++++ Material for this task

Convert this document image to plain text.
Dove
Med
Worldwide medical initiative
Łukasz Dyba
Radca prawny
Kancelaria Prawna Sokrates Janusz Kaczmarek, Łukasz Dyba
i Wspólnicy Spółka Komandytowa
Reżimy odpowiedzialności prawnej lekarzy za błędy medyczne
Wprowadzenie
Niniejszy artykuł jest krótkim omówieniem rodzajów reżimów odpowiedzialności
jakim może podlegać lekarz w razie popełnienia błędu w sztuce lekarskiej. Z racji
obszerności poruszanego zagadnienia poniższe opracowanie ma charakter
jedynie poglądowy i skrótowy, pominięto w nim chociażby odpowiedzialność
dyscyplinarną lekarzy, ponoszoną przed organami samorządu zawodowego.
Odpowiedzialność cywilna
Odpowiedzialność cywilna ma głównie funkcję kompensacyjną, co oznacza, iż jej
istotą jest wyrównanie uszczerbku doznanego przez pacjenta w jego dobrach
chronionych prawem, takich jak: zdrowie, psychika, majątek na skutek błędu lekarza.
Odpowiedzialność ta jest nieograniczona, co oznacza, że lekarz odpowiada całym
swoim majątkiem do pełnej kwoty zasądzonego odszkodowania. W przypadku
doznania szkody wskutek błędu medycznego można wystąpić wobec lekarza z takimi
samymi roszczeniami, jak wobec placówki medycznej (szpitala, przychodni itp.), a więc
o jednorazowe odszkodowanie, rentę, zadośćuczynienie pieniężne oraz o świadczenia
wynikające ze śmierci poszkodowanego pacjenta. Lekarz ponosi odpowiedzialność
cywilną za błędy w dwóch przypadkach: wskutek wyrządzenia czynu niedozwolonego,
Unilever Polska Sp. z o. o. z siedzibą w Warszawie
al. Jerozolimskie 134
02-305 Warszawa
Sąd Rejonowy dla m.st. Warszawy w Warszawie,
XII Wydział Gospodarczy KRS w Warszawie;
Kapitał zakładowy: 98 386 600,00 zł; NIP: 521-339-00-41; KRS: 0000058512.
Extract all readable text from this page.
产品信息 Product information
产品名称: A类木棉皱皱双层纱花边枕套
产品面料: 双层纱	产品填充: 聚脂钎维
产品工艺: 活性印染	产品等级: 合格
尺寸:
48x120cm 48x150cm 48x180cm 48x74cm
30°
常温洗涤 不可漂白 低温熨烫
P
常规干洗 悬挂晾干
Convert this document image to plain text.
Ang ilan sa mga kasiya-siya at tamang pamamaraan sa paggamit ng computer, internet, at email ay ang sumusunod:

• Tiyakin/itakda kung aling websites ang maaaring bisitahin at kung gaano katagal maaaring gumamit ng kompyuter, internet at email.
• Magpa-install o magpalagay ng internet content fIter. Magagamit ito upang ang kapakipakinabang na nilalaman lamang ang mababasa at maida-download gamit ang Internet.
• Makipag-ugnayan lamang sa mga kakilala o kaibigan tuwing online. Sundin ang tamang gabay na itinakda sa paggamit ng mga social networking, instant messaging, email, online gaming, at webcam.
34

++++++++

▸ **Do this**: Write out again, unchanged, every line from the line containing "Extract all readable text from this page." to the final line of the material above.

▸ **Result of the exercise**:
Extract all readable text from this page.
产品信息 Product information
产品名称: A类木棉皱皱双层纱花边枕套
产品面料: 双层纱	产品填充: 聚脂钎维
产品工艺: 活性印染	产品等级: 合格
尺寸:
48x120cm 48x150cm 48x180cm 48x74cm
30°
常温洗涤 不可漂白 低温熨烫
P
常规干洗 悬挂晾干
Convert this document image to plain text.
Ang ilan sa mga kasiya-siya at tamang pamamaraan sa paggamit ng computer, internet, at email ay ang sumusunod:

• Tiyakin/itakda kung aling websites ang maaaring bisitahin at kung gaano katagal maaaring gumamit ng kompyuter, internet at email.
• Magpa-install o magpalagay ng internet content fIter. Magagamit ito upang ang kapakipakinabang na nilalaman lamang ang mababasa at maida-download gamit ang Internet.
• Makipag-ugnayan lamang sa mga kakilala o kaibigan tuwing online. Sundin ang tamang gabay na itinakda sa paggamit ng mga social networking, instant messaging, email, online gaming, at webcam.
34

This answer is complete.